--- Start ---
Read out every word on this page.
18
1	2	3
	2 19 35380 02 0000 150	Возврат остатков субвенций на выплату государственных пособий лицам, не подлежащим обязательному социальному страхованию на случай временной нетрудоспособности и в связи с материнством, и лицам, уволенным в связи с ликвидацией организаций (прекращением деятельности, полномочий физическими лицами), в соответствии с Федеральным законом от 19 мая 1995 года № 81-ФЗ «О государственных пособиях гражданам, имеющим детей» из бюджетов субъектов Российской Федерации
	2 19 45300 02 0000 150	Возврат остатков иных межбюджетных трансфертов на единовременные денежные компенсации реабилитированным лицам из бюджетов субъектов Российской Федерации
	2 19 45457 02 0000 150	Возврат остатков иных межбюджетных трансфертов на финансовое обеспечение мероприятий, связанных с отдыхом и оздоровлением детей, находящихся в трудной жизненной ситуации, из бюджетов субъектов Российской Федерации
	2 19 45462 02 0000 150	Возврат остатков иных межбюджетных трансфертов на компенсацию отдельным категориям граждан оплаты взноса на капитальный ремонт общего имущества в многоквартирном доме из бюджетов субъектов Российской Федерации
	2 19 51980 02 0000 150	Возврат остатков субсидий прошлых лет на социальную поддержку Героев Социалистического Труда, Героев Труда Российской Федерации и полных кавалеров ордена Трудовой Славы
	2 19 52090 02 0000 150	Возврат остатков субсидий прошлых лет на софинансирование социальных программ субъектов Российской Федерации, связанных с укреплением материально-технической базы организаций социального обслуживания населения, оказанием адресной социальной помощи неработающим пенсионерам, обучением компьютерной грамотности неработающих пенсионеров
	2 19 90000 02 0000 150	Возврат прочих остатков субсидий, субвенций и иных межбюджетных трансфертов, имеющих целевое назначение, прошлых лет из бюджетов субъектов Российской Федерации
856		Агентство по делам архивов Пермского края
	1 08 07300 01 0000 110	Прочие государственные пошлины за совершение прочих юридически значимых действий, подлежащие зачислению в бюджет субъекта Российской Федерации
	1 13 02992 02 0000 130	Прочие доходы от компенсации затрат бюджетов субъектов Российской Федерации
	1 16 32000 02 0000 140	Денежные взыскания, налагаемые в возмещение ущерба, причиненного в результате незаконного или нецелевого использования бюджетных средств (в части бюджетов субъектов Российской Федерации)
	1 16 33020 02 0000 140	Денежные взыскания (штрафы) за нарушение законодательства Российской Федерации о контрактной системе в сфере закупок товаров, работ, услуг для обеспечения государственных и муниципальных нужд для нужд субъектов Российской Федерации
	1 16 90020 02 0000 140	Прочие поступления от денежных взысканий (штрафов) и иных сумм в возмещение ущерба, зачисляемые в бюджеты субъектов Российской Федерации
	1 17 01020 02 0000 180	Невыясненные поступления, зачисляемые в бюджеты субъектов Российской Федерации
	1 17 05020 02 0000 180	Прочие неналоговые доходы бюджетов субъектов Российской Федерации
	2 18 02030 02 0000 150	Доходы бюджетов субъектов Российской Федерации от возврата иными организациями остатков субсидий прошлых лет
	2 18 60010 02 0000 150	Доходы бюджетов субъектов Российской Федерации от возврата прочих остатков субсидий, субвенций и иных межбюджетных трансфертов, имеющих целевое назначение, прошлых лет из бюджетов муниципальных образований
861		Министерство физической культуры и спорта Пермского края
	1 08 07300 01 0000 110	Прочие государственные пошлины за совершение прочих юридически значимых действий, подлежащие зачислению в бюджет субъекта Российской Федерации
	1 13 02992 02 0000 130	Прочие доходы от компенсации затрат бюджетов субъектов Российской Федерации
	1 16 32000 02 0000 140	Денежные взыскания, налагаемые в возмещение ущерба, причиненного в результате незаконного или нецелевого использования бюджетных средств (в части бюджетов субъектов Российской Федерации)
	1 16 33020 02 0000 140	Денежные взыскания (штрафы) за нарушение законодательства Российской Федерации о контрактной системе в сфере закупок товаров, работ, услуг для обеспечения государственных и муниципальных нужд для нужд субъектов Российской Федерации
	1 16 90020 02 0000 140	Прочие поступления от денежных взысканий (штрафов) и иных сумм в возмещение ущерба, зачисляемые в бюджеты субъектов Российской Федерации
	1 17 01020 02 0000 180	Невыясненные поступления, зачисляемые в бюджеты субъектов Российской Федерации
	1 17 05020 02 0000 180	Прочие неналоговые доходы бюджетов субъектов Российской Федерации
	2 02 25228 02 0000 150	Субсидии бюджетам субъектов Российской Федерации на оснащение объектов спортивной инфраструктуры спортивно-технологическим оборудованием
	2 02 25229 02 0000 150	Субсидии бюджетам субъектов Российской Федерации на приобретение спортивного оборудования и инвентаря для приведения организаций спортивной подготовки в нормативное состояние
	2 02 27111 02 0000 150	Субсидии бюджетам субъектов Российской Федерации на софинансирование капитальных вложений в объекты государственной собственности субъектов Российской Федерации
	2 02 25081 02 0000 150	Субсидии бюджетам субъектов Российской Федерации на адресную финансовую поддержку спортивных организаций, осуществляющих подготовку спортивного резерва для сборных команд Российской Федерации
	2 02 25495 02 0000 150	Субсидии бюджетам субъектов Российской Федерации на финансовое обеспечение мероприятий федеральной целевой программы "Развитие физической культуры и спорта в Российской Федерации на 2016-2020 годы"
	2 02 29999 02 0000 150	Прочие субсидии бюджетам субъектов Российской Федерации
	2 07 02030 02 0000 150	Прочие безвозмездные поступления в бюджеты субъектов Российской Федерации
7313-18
--- End ---
Read through the entries and copy each line in which "края" appears.

FULL RESPONSE:
856		Агентство по делам архивов Пермского края
861		Министерство физической культуры и спорта Пермского края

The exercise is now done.